Brief.
Restate the material word for word and leave out anything that is a picture.

Provided information.
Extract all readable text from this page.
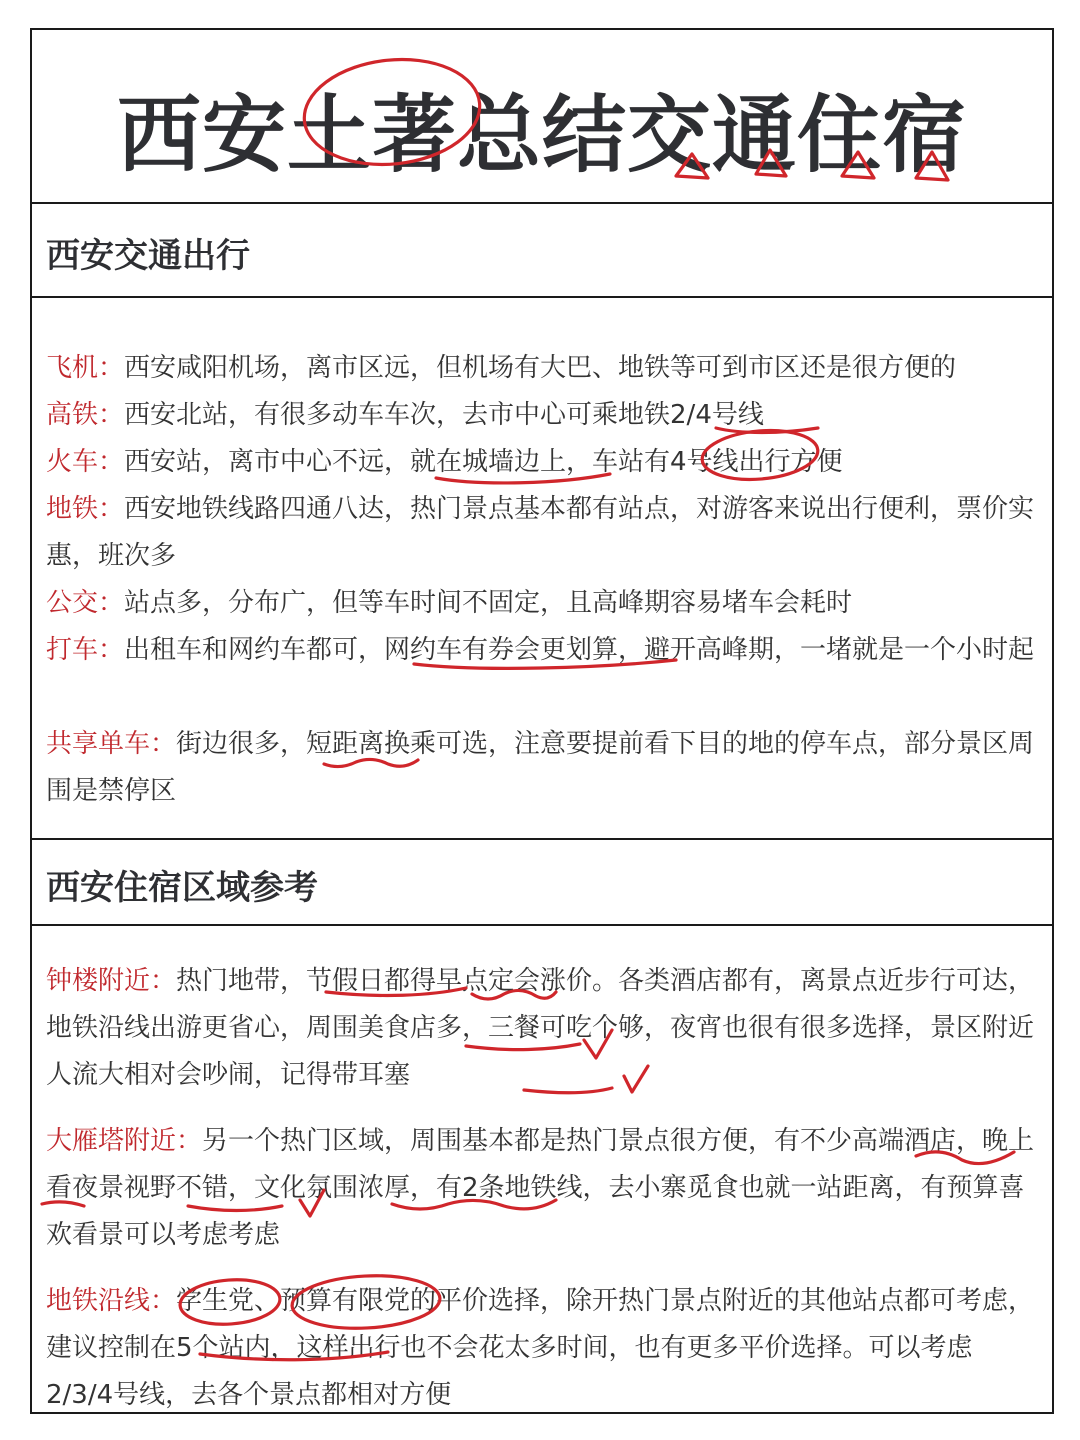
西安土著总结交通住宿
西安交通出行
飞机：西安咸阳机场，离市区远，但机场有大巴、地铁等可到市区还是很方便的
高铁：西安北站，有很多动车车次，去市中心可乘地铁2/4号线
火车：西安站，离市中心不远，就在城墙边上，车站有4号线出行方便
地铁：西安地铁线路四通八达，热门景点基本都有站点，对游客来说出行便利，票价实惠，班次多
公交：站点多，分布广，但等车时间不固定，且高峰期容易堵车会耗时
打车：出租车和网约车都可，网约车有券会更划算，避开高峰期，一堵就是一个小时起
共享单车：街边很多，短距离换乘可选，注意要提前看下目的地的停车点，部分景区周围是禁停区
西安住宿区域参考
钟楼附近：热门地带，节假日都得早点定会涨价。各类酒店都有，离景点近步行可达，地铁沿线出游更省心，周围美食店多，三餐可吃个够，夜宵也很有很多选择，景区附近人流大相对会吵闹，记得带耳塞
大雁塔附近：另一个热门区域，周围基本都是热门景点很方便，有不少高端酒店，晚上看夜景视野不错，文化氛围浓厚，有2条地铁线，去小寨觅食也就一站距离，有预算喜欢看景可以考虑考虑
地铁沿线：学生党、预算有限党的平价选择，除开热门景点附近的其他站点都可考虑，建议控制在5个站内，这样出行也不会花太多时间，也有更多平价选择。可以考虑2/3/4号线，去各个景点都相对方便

Response.
Extract all readable text from this page.
西安土著总结交通住宿
西安交通出行
飞机：西安咸阳机场，离市区远，但机场有大巴、地铁等可到市区还是很方便的
高铁：西安北站，有很多动车车次，去市中心可乘地铁2/4号线
火车：西安站，离市中心不远，就在城墙边上，车站有4号线出行方便
地铁：西安地铁线路四通八达，热门景点基本都有站点，对游客来说出行便利，票价实惠，班次多
公交：站点多，分布广，但等车时间不固定，且高峰期容易堵车会耗时
打车：出租车和网约车都可，网约车有券会更划算，避开高峰期，一堵就是一个小时起
共享单车：街边很多，短距离换乘可选，注意要提前看下目的地的停车点，部分景区周围是禁停区
西安住宿区域参考
钟楼附近：热门地带，节假日都得早点定会涨价。各类酒店都有，离景点近步行可达，地铁沿线出游更省心，周围美食店多，三餐可吃个够，夜宵也很有很多选择，景区附近人流大相对会吵闹，记得带耳塞
大雁塔附近：另一个热门区域，周围基本都是热门景点很方便，有不少高端酒店，晚上看夜景视野不错，文化氛围浓厚，有2条地铁线，去小寨觅食也就一站距离，有预算喜欢看景可以考虑考虑
地铁沿线：学生党、预算有限党的平价选择，除开热门景点附近的其他站点都可考虑，建议控制在5个站内，这样出行也不会花太多时间，也有更多平价选择。可以考虑2/3/4号线，去各个景点都相对方便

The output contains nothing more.